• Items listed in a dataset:
□ □ □

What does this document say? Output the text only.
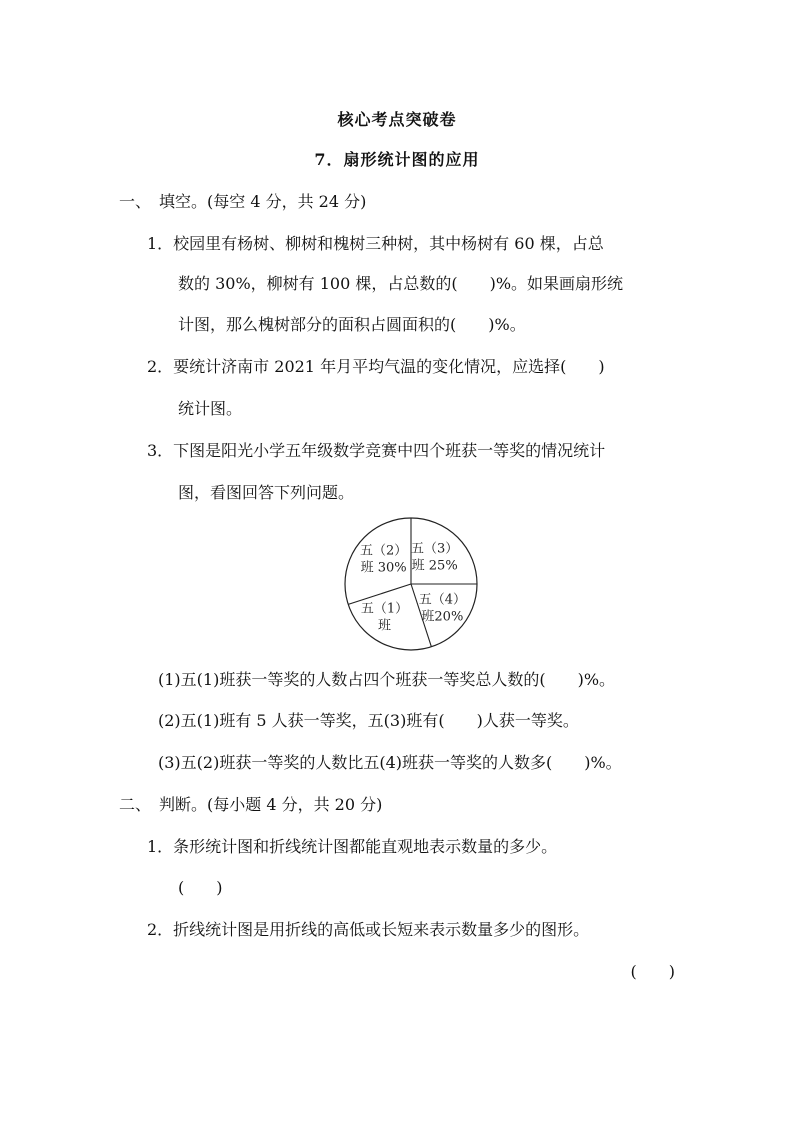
核心考点突破卷
7．扇形统计图的应用
一、　填空。(每空 4 分，共 24 分)
1．校园里有杨树、柳树和槐树三种树，其中杨树有 60 棵，占总
数的 30%，柳树有 100 棵，占总数的(　　)%。如果画扇形统
计图，那么槐树部分的面积占圆面积的(　　)%。
2．要统计济南市 2021 年月平均气温的变化情况，应选择(　　)
统计图。
3．下图是阳光小学五年级数学竞赛中四个班获一等奖的情况统计
图，看图回答下列问题。
五（3）
班 25%
五（4）
班20%
五（1）
班
五（2）
班 30%
(1)五(1)班获一等奖的人数占四个班获一等奖总人数的(　　)%。
(2)五(1)班有 5 人获一等奖，五(3)班有(　　)人获一等奖。
(3)五(2)班获一等奖的人数比五(4)班获一等奖的人数多(　　)%。
二、　判断。(每小题 4 分，共 20 分)
1．条形统计图和折线统计图都能直观地表示数量的多少。
(　　)
2．折线统计图是用折线的高低或长短来表示数量多少的图形。
(　　)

□ □ □

• EXERCISE TASK:
Pictures are excluded; repeat every record exactly.

• RESULT OF THIS TASK:
What does this document say? Output the text only.
核心考点突破卷
7．扇形统计图的应用
一、　填空。(每空 4 分，共 24 分)
1．校园里有杨树、柳树和槐树三种树，其中杨树有 60 棵，占总
数的 30%，柳树有 100 棵，占总数的(　　)%。如果画扇形统
计图，那么槐树部分的面积占圆面积的(　　)%。
2．要统计济南市 2021 年月平均气温的变化情况，应选择(　　)
统计图。
3．下图是阳光小学五年级数学竞赛中四个班获一等奖的情况统计
图，看图回答下列问题。
五（3）
班 25%
五（4）
班20%
五（1）
班
五（2）
班 30%
(1)五(1)班获一等奖的人数占四个班获一等奖总人数的(　　)%。
(2)五(1)班有 5 人获一等奖，五(3)班有(　　)人获一等奖。
(3)五(2)班获一等奖的人数比五(4)班获一等奖的人数多(　　)%。
二、　判断。(每小题 4 分，共 20 分)
1．条形统计图和折线统计图都能直观地表示数量的多少。
(　　)
2．折线统计图是用折线的高低或长短来表示数量多少的图形。
(　　)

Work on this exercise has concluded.